Select every line holding the word "小蜻蜓有礼貌地问" and copy it.

DATA SHOWN —
○ ○ ○ ○ ○ ○ ○

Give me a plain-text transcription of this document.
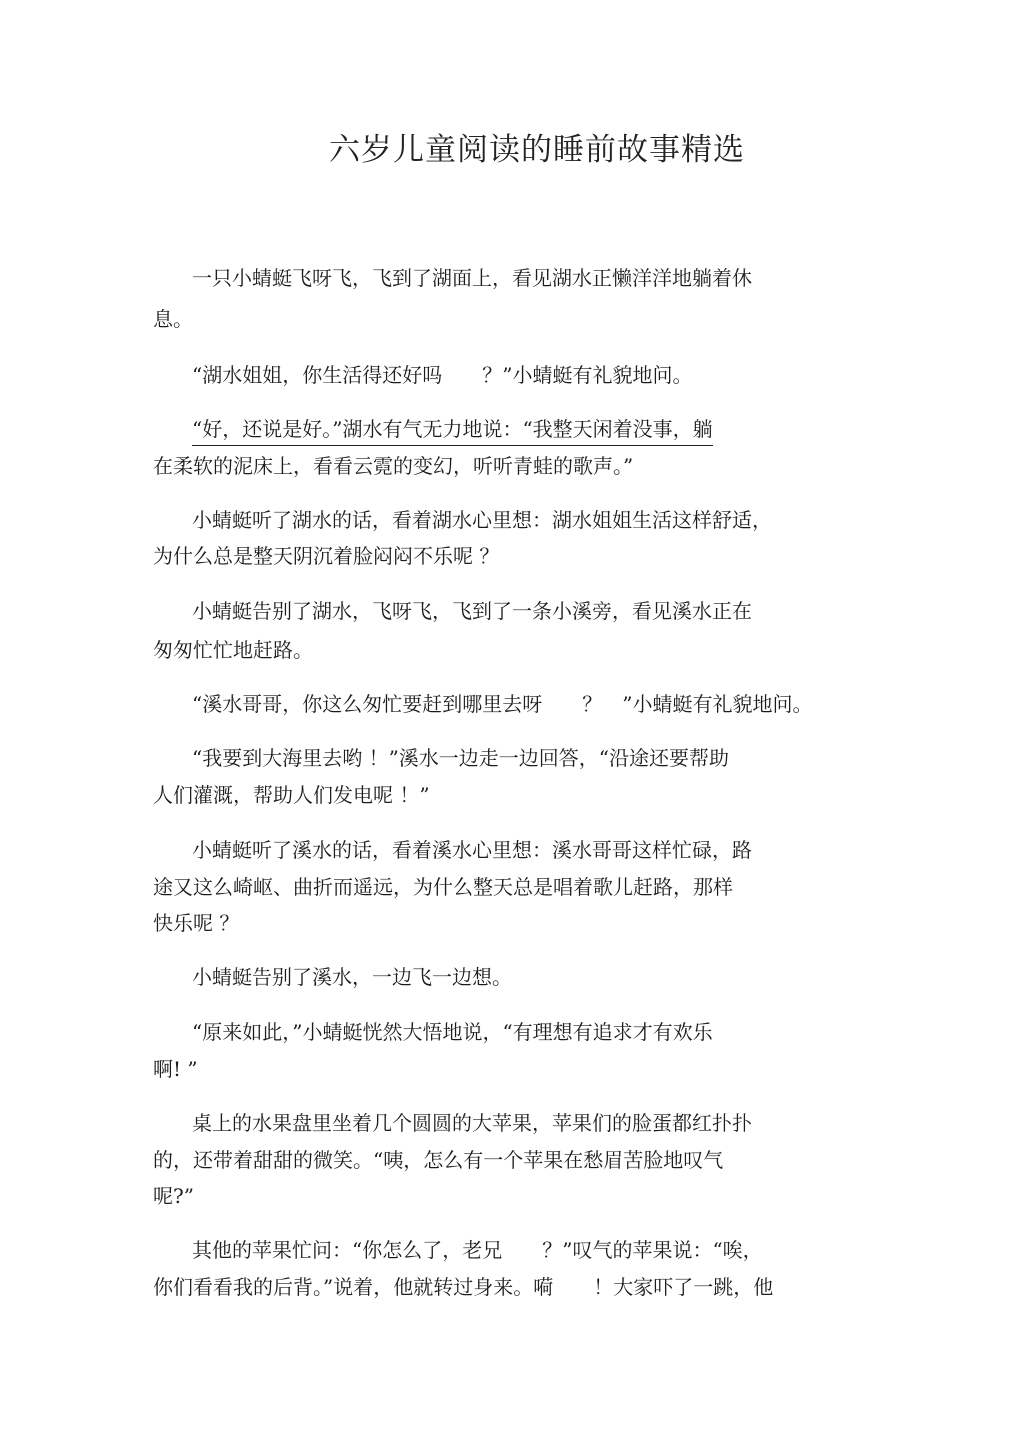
六岁儿童阅读的睡前故事精选
一只小蜻蜓飞呀飞，飞到了湖面上，看见湖水正懒洋洋地躺着休
息。
“湖水姐姐，你生活得还好吗　　？”小蜻蜓有礼貌地问。
“好，还说是好。”湖水有气无力地说：“我整天闲着没事，躺
在柔软的泥床上，看看云霓的变幻，听听青蛙的歌声。”
小蜻蜓听了湖水的话，看着湖水心里想：湖水姐姐生活这样舒适，
为什么总是整天阴沉着脸闷闷不乐呢 ？
小蜻蜓告别了湖水，飞呀飞，飞到了一条小溪旁，看见溪水正在
匆匆忙忙地赶路。
“溪水哥哥，你这么匆忙要赶到哪里去呀　　？　”小蜻蜓有礼貌地问。
“我要到大海里去哟 ！”溪水一边走一边回答，“沿途还要帮助
人们灌溉，帮助人们发电呢 ！”
小蜻蜓听了溪水的话，看着溪水心里想：溪水哥哥这样忙碌，路
途又这么崎岖、曲折而遥远，为什么整天总是唱着歌儿赶路，那样
快乐呢 ？
小蜻蜓告别了溪水，一边飞一边想。
“原来如此，”小蜻蜓恍然大悟地说，“有理想有追求才有欢乐
啊! ”
桌上的水果盘里坐着几个圆圆的大苹果，苹果们的脸蛋都红扑扑
的，还带着甜甜的微笑。“咦，怎么有一个苹果在愁眉苦脸地叹气
呢?”
其他的苹果忙问：“你怎么了，老兄　　？”叹气的苹果说：“唉，
你们看看我的后背。”说着，他就转过身来。嗬　　！大家吓了一跳，他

○ ○ ○ ○ ○ ○ ○

RESULT OF THE TASK —
“湖水姐姐，你生活得还好吗　　？”小蜻蜓有礼貌地问。
“溪水哥哥，你这么匆忙要赶到哪里去呀　　？　”小蜻蜓有礼貌地问。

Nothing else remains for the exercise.